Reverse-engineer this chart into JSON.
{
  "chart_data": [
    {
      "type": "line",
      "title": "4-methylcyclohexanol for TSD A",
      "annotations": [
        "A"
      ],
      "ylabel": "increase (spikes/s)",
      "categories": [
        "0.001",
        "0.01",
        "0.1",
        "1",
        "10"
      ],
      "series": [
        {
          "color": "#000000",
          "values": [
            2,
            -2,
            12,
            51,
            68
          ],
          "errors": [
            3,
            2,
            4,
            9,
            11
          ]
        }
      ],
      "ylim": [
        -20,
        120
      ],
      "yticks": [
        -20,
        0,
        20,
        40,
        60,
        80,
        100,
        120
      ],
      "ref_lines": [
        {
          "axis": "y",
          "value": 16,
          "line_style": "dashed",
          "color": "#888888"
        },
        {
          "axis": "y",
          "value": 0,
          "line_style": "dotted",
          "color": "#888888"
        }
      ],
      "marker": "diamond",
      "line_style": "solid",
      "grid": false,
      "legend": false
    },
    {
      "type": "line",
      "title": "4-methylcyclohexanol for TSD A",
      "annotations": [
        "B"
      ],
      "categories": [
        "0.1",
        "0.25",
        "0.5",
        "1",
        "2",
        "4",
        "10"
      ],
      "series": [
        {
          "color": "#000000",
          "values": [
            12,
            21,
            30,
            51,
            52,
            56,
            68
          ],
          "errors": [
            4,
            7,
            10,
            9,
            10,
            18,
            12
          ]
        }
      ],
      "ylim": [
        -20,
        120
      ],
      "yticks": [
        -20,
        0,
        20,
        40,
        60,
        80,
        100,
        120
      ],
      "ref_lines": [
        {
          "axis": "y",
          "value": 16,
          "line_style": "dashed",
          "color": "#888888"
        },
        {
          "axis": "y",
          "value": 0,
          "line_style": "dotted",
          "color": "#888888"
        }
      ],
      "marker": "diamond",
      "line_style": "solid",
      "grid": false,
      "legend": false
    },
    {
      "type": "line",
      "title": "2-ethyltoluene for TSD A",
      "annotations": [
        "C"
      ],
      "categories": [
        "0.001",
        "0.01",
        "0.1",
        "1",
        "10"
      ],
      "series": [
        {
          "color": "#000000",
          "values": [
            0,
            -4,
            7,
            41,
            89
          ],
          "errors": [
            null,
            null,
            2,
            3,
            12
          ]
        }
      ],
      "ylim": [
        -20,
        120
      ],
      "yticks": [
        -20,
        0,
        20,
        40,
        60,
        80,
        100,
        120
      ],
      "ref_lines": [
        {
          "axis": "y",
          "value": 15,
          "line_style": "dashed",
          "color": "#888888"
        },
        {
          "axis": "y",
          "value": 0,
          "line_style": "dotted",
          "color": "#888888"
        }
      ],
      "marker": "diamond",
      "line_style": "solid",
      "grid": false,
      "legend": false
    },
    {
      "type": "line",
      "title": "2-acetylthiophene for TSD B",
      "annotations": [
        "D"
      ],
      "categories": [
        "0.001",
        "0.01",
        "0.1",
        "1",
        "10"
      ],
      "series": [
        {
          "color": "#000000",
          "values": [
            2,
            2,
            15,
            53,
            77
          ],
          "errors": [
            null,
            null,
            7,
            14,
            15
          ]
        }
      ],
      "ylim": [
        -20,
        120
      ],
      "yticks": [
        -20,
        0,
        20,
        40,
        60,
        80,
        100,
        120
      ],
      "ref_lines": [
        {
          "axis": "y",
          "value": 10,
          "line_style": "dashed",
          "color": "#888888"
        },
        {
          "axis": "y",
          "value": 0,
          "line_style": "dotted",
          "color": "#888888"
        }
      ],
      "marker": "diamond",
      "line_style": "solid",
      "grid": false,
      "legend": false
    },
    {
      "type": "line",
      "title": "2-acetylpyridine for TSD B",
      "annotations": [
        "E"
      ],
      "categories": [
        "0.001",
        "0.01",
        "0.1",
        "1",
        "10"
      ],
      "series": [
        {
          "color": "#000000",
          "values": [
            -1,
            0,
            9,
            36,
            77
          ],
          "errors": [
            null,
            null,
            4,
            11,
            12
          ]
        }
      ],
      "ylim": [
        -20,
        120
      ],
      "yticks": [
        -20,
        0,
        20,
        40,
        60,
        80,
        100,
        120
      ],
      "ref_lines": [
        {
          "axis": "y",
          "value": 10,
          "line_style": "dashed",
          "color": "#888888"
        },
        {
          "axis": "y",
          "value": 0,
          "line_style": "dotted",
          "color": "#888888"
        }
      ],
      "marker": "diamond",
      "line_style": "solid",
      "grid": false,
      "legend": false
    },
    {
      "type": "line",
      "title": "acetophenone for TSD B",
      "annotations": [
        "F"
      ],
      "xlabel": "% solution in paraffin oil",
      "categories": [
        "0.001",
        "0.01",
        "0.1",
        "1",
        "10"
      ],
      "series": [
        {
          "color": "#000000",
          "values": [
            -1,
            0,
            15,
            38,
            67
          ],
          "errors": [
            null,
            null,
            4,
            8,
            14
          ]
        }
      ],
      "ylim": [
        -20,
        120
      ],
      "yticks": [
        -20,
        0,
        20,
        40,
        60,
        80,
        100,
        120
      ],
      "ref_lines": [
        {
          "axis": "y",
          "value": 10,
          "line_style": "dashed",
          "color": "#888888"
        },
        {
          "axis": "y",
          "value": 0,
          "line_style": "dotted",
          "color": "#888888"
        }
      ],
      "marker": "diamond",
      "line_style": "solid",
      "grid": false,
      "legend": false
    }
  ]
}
------------------------------
WHAT THE EXERCISE ASKS - Each line of the listing should be echoed back exactly.

EXERCISE SOLUTION -
Reverse-engineer this chart into JSON.
{
  "chart_data": [
    {
      "type": "line",
      "title": "4-methylcyclohexanol for TSD A",
      "annotations": [
        "A"
      ],
      "ylabel": "increase (spikes/s)",
      "categories": [
        "0.001",
        "0.01",
        "0.1",
        "1",
        "10"
      ],
      "series": [
        {
          "color": "#000000",
          "values": [
            2,
            -2,
            12,
            51,
            68
          ],
          "errors": [
            3,
            2,
            4,
            9,
            11
          ]
        }
      ],
      "ylim": [
        -20,
        120
      ],
      "yticks": [
        -20,
        0,
        20,
        40,
        60,
        80,
        100,
        120
      ],
      "ref_lines": [
        {
          "axis": "y",
          "value": 16,
          "line_style": "dashed",
          "color": "#888888"
        },
        {
          "axis": "y",
          "value": 0,
          "line_style": "dotted",
          "color": "#888888"
        }
      ],
      "marker": "diamond",
      "line_style": "solid",
      "grid": false,
      "legend": false
    },
    {
      "type": "line",
      "title": "4-methylcyclohexanol for TSD A",
      "annotations": [
        "B"
      ],
      "categories": [
        "0.1",
        "0.25",
        "0.5",
        "1",
        "2",
        "4",
        "10"
      ],
      "series": [
        {
          "color": "#000000",
          "values": [
            12,
            21,
            30,
            51,
            52,
            56,
            68
          ],
          "errors": [
            4,
            7,
            10,
            9,
            10,
            18,
            12
          ]
        }
      ],
      "ylim": [
        -20,
        120
      ],
      "yticks": [
        -20,
        0,
        20,
        40,
        60,
        80,
        100,
        120
      ],
      "ref_lines": [
        {
          "axis": "y",
          "value": 16,
          "line_style": "dashed",
          "color": "#888888"
        },
        {
          "axis": "y",
          "value": 0,
          "line_style": "dotted",
          "color": "#888888"
        }
      ],
      "marker": "diamond",
      "line_style": "solid",
      "grid": false,
      "legend": false
    },
    {
      "type": "line",
      "title": "2-ethyltoluene for TSD A",
      "annotations": [
        "C"
      ],
      "categories": [
        "0.001",
        "0.01",
        "0.1",
        "1",
        "10"
      ],
      "series": [
        {
          "color": "#000000",
          "values": [
            0,
            -4,
            7,
            41,
            89
          ],
          "errors": [
            null,
            null,
            2,
            3,
            12
          ]
        }
      ],
      "ylim": [
        -20,
        120
      ],
      "yticks": [
        -20,
        0,
        20,
        40,
        60,
        80,
        100,
        120
      ],
      "ref_lines": [
        {
          "axis": "y",
          "value": 15,
          "line_style": "dashed",
          "color": "#888888"
        },
        {
          "axis": "y",
          "value": 0,
          "line_style": "dotted",
          "color": "#888888"
        }
      ],
      "marker": "diamond",
      "line_style": "solid",
      "grid": false,
      "legend": false
    },
    {
      "type": "line",
      "title": "2-acetylthiophene for TSD B",
      "annotations": [
        "D"
      ],
      "categories": [
        "0.001",
        "0.01",
        "0.1",
        "1",
        "10"
      ],
      "series": [
        {
          "color": "#000000",
          "values": [
            2,
            2,
            15,
            53,
            77
          ],
          "errors": [
            null,
            null,
            7,
            14,
            15
          ]
        }
      ],
      "ylim": [
        -20,
        120
      ],
      "yticks": [
        -20,
        0,
        20,
        40,
        60,
        80,
        100,
        120
      ],
      "ref_lines": [
        {
          "axis": "y",
          "value": 10,
          "line_style": "dashed",
          "color": "#888888"
        },
        {
          "axis": "y",
          "value": 0,
          "line_style": "dotted",
          "color": "#888888"
        }
      ],
      "marker": "diamond",
      "line_style": "solid",
      "grid": false,
      "legend": false
    },
    {
      "type": "line",
      "title": "2-acetylpyridine for TSD B",
      "annotations": [
        "E"
      ],
      "categories": [
        "0.001",
        "0.01",
        "0.1",
        "1",
        "10"
      ],
      "series": [
        {
          "color": "#000000",
          "values": [
            -1,
            0,
            9,
            36,
            77
          ],
          "errors": [
            null,
            null,
            4,
            11,
            12
          ]
        }
      ],
      "ylim": [
        -20,
        120
      ],
      "yticks": [
        -20,
        0,
        20,
        40,
        60,
        80,
        100,
        120
      ],
      "ref_lines": [
        {
          "axis": "y",
          "value": 10,
          "line_style": "dashed",
          "color": "#888888"
        },
        {
          "axis": "y",
          "value": 0,
          "line_style": "dotted",
          "color": "#888888"
        }
      ],
      "marker": "diamond",
      "line_style": "solid",
      "grid": false,
      "legend": false
    },
    {
      "type": "line",
      "title": "acetophenone for TSD B",
      "annotations": [
        "F"
      ],
      "xlabel": "% solution in paraffin oil",
      "categories": [
        "0.001",
        "0.01",
        "0.1",
        "1",
        "10"
      ],
      "series": [
        {
          "color": "#000000",
          "values": [
            -1,
            0,
            15,
            38,
            67
          ],
          "errors": [
            null,
            null,
            4,
            8,
            14
          ]
        }
      ],
      "ylim": [
        -20,
        120
      ],
      "yticks": [
        -20,
        0,
        20,
        40,
        60,
        80,
        100,
        120
      ],
      "ref_lines": [
        {
          "axis": "y",
          "value": 10,
          "line_style": "dashed",
          "color": "#888888"
        },
        {
          "axis": "y",
          "value": 0,
          "line_style": "dotted",
          "color": "#888888"
        }
      ],
      "marker": "diamond",
      "line_style": "solid",
      "grid": false,
      "legend": false
    }
  ]
}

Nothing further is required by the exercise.